Aim of the exercise:
Transcribe all of the material exactly. Any picture in it should be left out.

[Entries from a dataset]
* START *

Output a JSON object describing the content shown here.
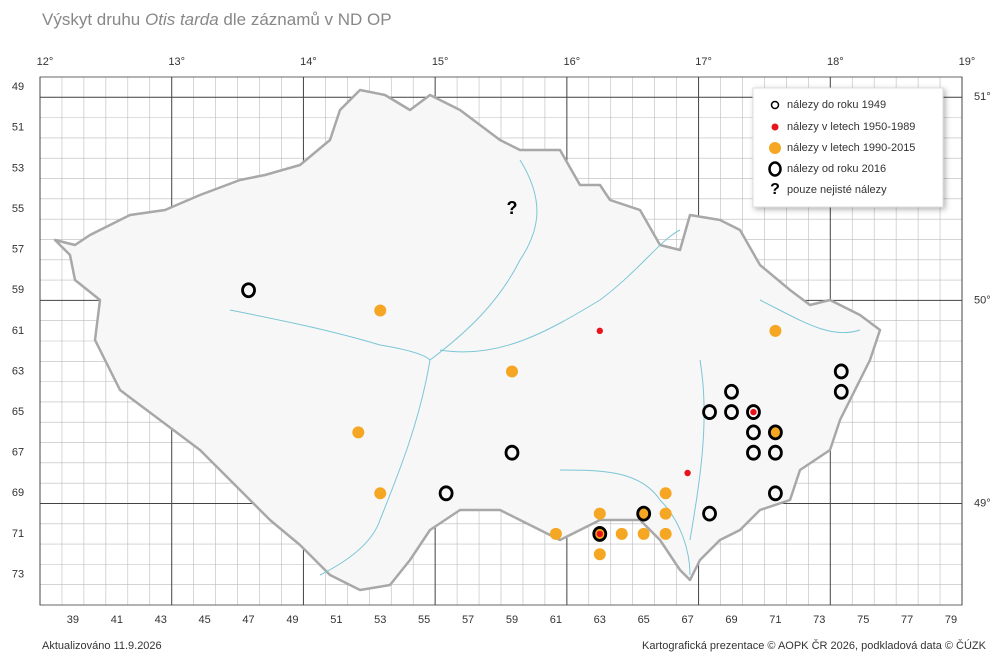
{
  "title": {
    "prefix": "Výskyt druhu ",
    "species": "Otis tarda",
    "suffix": " dle záznamů v ND OP"
  },
  "longitudes": [
    "12°",
    "13°",
    "14°",
    "15°",
    "16°",
    "17°",
    "18°",
    "19°"
  ],
  "latitudes": [
    "51°",
    "50°",
    "49°"
  ],
  "row_labels": [
    49,
    51,
    53,
    55,
    57,
    59,
    61,
    63,
    65,
    67,
    69,
    71,
    73
  ],
  "col_labels": [
    39,
    41,
    43,
    45,
    47,
    49,
    51,
    53,
    55,
    57,
    59,
    61,
    63,
    65,
    67,
    69,
    71,
    73,
    75,
    77,
    79
  ],
  "legend": [
    "nálezy do roku 1949",
    "nálezy v letech 1950-1989",
    "nálezy v letech 1990-2015",
    "nálezy od roku 2016",
    "pouze nejisté nálezy"
  ],
  "uncertain_symbol": "?",
  "records": [
    {
      "col": 47,
      "row": 59,
      "kind": 3
    },
    {
      "col": 53,
      "row": 60,
      "kind": 2
    },
    {
      "col": 63,
      "row": 61,
      "kind": 1
    },
    {
      "col": 59,
      "row": 63,
      "kind": 2
    },
    {
      "col": 52,
      "row": 66,
      "kind": 2
    },
    {
      "col": 59,
      "row": 67,
      "kind": 3
    },
    {
      "col": 53,
      "row": 69,
      "kind": 2
    },
    {
      "col": 56,
      "row": 69,
      "kind": 3
    },
    {
      "col": 71,
      "row": 61,
      "kind": 2
    },
    {
      "col": 74,
      "row": 63,
      "kind": 3
    },
    {
      "col": 74,
      "row": 64,
      "kind": 3
    },
    {
      "col": 69,
      "row": 64,
      "kind": 3
    },
    {
      "col": 68,
      "row": 65,
      "kind": 3
    },
    {
      "col": 69,
      "row": 65,
      "kind": 3
    },
    {
      "col": 70,
      "row": 65,
      "kind": 3
    },
    {
      "col": 70,
      "row": 65,
      "kind": 1
    },
    {
      "col": 70,
      "row": 66,
      "kind": 3
    },
    {
      "col": 71,
      "row": 66,
      "kind": 2
    },
    {
      "col": 71,
      "row": 66,
      "kind": 3
    },
    {
      "col": 70,
      "row": 67,
      "kind": 3
    },
    {
      "col": 71,
      "row": 67,
      "kind": 3
    },
    {
      "col": 71,
      "row": 69,
      "kind": 3
    },
    {
      "col": 67,
      "row": 68,
      "kind": 1
    },
    {
      "col": 66,
      "row": 69,
      "kind": 2
    },
    {
      "col": 63,
      "row": 70,
      "kind": 2
    },
    {
      "col": 65,
      "row": 70,
      "kind": 2
    },
    {
      "col": 65,
      "row": 70,
      "kind": 3
    },
    {
      "col": 66,
      "row": 70,
      "kind": 2
    },
    {
      "col": 68,
      "row": 70,
      "kind": 3
    },
    {
      "col": 61,
      "row": 71,
      "kind": 2
    },
    {
      "col": 63,
      "row": 71,
      "kind": 2
    },
    {
      "col": 63,
      "row": 71,
      "kind": 3
    },
    {
      "col": 63,
      "row": 71,
      "kind": 1
    },
    {
      "col": 64,
      "row": 71,
      "kind": 2
    },
    {
      "col": 65,
      "row": 71,
      "kind": 2
    },
    {
      "col": 66,
      "row": 71,
      "kind": 2
    },
    {
      "col": 63,
      "row": 72,
      "kind": 2
    },
    {
      "col": 59,
      "row": 55,
      "kind": 4
    }
  ],
  "footer_left": "Aktualizováno 11.9.2026",
  "footer_right": "Kartografická prezentace © AOPK ČR 2026, podkladová data © ČÚZK"
}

* END *

Expected answer:
Output a JSON object describing the content shown here.
{
  "title": {
    "prefix": "Výskyt druhu ",
    "species": "Otis tarda",
    "suffix": " dle záznamů v ND OP"
  },
  "longitudes": [
    "12°",
    "13°",
    "14°",
    "15°",
    "16°",
    "17°",
    "18°",
    "19°"
  ],
  "latitudes": [
    "51°",
    "50°",
    "49°"
  ],
  "row_labels": [
    49,
    51,
    53,
    55,
    57,
    59,
    61,
    63,
    65,
    67,
    69,
    71,
    73
  ],
  "col_labels": [
    39,
    41,
    43,
    45,
    47,
    49,
    51,
    53,
    55,
    57,
    59,
    61,
    63,
    65,
    67,
    69,
    71,
    73,
    75,
    77,
    79
  ],
  "legend": [
    "nálezy do roku 1949",
    "nálezy v letech 1950-1989",
    "nálezy v letech 1990-2015",
    "nálezy od roku 2016",
    "pouze nejisté nálezy"
  ],
  "uncertain_symbol": "?",
  "records": [
    {
      "col": 47,
      "row": 59,
      "kind": 3
    },
    {
      "col": 53,
      "row": 60,
      "kind": 2
    },
    {
      "col": 63,
      "row": 61,
      "kind": 1
    },
    {
      "col": 59,
      "row": 63,
      "kind": 2
    },
    {
      "col": 52,
      "row": 66,
      "kind": 2
    },
    {
      "col": 59,
      "row": 67,
      "kind": 3
    },
    {
      "col": 53,
      "row": 69,
      "kind": 2
    },
    {
      "col": 56,
      "row": 69,
      "kind": 3
    },
    {
      "col": 71,
      "row": 61,
      "kind": 2
    },
    {
      "col": 74,
      "row": 63,
      "kind": 3
    },
    {
      "col": 74,
      "row": 64,
      "kind": 3
    },
    {
      "col": 69,
      "row": 64,
      "kind": 3
    },
    {
      "col": 68,
      "row": 65,
      "kind": 3
    },
    {
      "col": 69,
      "row": 65,
      "kind": 3
    },
    {
      "col": 70,
      "row": 65,
      "kind": 3
    },
    {
      "col": 70,
      "row": 65,
      "kind": 1
    },
    {
      "col": 70,
      "row": 66,
      "kind": 3
    },
    {
      "col": 71,
      "row": 66,
      "kind": 2
    },
    {
      "col": 71,
      "row": 66,
      "kind": 3
    },
    {
      "col": 70,
      "row": 67,
      "kind": 3
    },
    {
      "col": 71,
      "row": 67,
      "kind": 3
    },
    {
      "col": 71,
      "row": 69,
      "kind": 3
    },
    {
      "col": 67,
      "row": 68,
      "kind": 1
    },
    {
      "col": 66,
      "row": 69,
      "kind": 2
    },
    {
      "col": 63,
      "row": 70,
      "kind": 2
    },
    {
      "col": 65,
      "row": 70,
      "kind": 2
    },
    {
      "col": 65,
      "row": 70,
      "kind": 3
    },
    {
      "col": 66,
      "row": 70,
      "kind": 2
    },
    {
      "col": 68,
      "row": 70,
      "kind": 3
    },
    {
      "col": 61,
      "row": 71,
      "kind": 2
    },
    {
      "col": 63,
      "row": 71,
      "kind": 2
    },
    {
      "col": 63,
      "row": 71,
      "kind": 3
    },
    {
      "col": 63,
      "row": 71,
      "kind": 1
    },
    {
      "col": 64,
      "row": 71,
      "kind": 2
    },
    {
      "col": 65,
      "row": 71,
      "kind": 2
    },
    {
      "col": 66,
      "row": 71,
      "kind": 2
    },
    {
      "col": 63,
      "row": 72,
      "kind": 2
    },
    {
      "col": 59,
      "row": 55,
      "kind": 4
    }
  ],
  "footer_left": "Aktualizováno 11.9.2026",
  "footer_right": "Kartografická prezentace © AOPK ČR 2026, podkladová data © ČÚZK"
}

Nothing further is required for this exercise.